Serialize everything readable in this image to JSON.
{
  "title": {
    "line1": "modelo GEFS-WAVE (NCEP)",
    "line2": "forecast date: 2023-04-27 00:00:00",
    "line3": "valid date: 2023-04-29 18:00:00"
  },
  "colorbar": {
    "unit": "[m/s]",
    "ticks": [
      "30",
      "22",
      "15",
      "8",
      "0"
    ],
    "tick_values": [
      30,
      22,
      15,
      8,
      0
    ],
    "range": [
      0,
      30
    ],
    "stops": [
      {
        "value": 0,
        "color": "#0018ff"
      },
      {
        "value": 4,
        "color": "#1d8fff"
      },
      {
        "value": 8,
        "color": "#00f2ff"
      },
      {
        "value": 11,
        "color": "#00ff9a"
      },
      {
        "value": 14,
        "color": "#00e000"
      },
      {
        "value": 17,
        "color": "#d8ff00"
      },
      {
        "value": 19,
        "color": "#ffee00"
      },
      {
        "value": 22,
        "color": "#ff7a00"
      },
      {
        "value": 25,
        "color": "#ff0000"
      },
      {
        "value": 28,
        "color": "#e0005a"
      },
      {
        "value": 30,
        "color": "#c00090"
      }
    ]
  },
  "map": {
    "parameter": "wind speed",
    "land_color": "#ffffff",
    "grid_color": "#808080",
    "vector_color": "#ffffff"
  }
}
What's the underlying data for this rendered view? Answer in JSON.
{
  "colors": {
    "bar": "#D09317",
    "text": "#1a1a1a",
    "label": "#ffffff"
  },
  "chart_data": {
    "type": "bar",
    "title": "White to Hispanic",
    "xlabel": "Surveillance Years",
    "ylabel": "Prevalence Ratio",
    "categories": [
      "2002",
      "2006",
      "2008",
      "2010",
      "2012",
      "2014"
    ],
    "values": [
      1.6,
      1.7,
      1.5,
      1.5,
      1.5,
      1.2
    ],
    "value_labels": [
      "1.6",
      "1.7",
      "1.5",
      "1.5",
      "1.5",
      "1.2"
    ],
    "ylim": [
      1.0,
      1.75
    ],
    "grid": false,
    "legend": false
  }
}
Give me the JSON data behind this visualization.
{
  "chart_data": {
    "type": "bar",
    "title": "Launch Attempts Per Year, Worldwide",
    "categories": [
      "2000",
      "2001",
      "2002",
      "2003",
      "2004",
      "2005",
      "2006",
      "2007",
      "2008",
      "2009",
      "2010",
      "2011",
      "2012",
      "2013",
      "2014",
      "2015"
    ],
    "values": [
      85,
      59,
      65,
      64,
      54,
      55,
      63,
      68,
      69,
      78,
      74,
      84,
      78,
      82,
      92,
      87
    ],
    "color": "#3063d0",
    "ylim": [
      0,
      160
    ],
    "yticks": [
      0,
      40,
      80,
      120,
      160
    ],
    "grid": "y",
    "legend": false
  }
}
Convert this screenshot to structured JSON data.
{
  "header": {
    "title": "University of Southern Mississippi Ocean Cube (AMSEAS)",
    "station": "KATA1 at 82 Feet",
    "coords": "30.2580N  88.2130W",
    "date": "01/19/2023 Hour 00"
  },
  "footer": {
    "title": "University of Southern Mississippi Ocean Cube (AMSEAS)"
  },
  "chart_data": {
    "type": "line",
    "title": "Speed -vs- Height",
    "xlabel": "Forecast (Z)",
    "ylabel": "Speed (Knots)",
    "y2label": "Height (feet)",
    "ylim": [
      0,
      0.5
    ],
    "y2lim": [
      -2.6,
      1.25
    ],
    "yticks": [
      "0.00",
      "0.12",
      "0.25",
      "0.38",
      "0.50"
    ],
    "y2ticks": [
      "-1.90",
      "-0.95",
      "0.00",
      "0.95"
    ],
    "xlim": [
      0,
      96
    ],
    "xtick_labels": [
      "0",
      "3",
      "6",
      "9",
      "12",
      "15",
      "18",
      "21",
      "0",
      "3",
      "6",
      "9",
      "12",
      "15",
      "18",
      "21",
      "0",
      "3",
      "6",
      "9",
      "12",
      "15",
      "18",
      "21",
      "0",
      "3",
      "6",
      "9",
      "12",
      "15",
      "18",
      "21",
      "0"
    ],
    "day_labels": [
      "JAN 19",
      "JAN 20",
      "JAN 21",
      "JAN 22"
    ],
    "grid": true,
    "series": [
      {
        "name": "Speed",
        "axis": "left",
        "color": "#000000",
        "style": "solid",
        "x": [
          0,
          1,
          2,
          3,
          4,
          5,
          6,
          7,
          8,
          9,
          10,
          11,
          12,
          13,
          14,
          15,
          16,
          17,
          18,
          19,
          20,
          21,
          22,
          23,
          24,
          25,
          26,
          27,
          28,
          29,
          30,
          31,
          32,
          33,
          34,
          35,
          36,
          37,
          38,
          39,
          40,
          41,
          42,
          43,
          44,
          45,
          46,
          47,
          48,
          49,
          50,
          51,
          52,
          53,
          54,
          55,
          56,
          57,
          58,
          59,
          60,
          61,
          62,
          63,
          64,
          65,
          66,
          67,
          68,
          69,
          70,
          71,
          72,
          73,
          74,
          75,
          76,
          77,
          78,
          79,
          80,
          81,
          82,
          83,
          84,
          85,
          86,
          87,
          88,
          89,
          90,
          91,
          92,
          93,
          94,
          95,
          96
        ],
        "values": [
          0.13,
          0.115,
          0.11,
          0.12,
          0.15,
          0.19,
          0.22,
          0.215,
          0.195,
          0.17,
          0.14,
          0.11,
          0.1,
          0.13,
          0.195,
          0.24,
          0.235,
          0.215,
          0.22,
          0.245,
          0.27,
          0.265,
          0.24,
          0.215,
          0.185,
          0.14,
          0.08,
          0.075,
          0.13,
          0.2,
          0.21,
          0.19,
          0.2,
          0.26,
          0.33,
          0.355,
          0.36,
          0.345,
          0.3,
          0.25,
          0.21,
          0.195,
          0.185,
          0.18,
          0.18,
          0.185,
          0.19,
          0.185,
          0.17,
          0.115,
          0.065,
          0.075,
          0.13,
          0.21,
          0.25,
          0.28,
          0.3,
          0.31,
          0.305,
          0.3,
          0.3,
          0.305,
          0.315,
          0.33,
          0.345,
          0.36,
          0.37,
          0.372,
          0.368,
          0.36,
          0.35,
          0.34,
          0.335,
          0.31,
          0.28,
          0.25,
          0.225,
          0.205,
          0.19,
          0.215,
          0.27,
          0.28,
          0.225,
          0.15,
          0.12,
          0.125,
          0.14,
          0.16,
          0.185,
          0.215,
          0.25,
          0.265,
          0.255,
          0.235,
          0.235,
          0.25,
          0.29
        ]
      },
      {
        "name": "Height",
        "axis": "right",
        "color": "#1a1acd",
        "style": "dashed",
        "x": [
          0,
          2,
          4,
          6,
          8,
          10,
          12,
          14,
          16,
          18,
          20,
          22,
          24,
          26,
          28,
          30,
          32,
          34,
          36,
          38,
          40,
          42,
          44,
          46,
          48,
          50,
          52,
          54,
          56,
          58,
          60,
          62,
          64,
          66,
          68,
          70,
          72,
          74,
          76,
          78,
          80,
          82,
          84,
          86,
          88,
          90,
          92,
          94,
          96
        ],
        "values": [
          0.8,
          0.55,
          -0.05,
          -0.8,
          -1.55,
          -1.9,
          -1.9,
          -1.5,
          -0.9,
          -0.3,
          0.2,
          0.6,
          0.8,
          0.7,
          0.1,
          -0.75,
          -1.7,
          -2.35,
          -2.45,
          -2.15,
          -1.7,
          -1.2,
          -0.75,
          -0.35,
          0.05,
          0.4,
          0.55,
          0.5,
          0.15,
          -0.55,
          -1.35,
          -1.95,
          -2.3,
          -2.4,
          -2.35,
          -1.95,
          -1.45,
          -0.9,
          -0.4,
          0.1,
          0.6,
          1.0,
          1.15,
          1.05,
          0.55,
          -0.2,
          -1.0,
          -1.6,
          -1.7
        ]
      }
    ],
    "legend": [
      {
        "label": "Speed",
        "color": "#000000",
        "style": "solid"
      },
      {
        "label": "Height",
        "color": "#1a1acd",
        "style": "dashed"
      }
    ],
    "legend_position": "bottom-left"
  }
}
.....
Find each line with the string "date" and copy it out.

    "line2": "forecast date: 2023-04-27 00:00:00",
    "line3": "valid date: 2023-04-29 18:00:00"
    "date": "01/19/2023 Hour 00"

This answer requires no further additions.